• [Exercise brief]:
Go through the entries below and print each one exactly, leaving out pictures.

• [Stored records]:

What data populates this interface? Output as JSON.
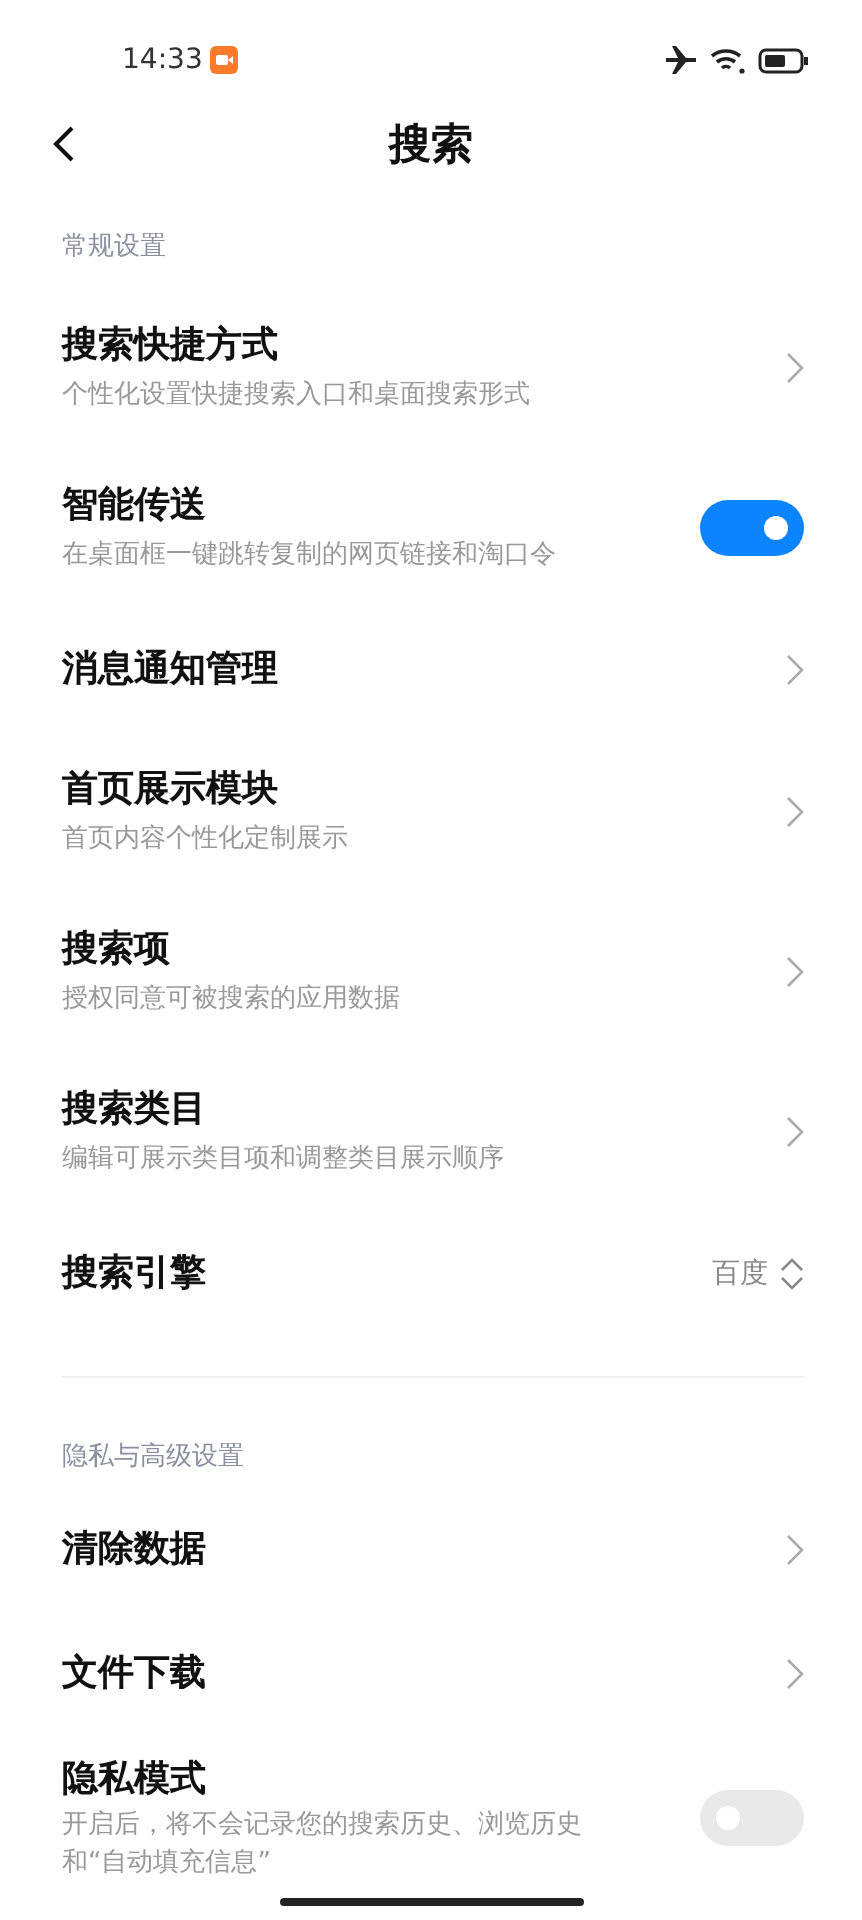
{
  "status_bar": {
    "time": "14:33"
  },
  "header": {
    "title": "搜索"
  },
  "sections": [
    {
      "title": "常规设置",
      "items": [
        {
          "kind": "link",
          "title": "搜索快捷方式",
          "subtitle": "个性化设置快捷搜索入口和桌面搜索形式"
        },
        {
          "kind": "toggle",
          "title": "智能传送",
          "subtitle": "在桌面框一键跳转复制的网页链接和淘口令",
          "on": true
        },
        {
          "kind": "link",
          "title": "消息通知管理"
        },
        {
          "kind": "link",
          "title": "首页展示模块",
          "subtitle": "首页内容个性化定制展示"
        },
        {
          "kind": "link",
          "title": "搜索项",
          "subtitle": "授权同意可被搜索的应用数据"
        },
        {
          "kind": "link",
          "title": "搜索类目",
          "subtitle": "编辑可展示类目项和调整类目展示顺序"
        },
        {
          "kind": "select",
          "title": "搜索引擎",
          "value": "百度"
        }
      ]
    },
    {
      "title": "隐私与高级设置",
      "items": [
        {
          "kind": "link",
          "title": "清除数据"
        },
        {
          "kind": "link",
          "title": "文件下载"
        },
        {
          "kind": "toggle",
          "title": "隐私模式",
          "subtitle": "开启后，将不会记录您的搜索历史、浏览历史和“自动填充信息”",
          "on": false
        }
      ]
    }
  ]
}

• [Answer]:
What data populates this interface? Output as JSON.
{
  "status_bar": {
    "time": "14:33"
  },
  "header": {
    "title": "搜索"
  },
  "sections": [
    {
      "title": "常规设置",
      "items": [
        {
          "kind": "link",
          "title": "搜索快捷方式",
          "subtitle": "个性化设置快捷搜索入口和桌面搜索形式"
        },
        {
          "kind": "toggle",
          "title": "智能传送",
          "subtitle": "在桌面框一键跳转复制的网页链接和淘口令",
          "on": true
        },
        {
          "kind": "link",
          "title": "消息通知管理"
        },
        {
          "kind": "link",
          "title": "首页展示模块",
          "subtitle": "首页内容个性化定制展示"
        },
        {
          "kind": "link",
          "title": "搜索项",
          "subtitle": "授权同意可被搜索的应用数据"
        },
        {
          "kind": "link",
          "title": "搜索类目",
          "subtitle": "编辑可展示类目项和调整类目展示顺序"
        },
        {
          "kind": "select",
          "title": "搜索引擎",
          "value": "百度"
        }
      ]
    },
    {
      "title": "隐私与高级设置",
      "items": [
        {
          "kind": "link",
          "title": "清除数据"
        },
        {
          "kind": "link",
          "title": "文件下载"
        },
        {
          "kind": "toggle",
          "title": "隐私模式",
          "subtitle": "开启后，将不会记录您的搜索历史、浏览历史和“自动填充信息”",
          "on": false
        }
      ]
    }
  ]
}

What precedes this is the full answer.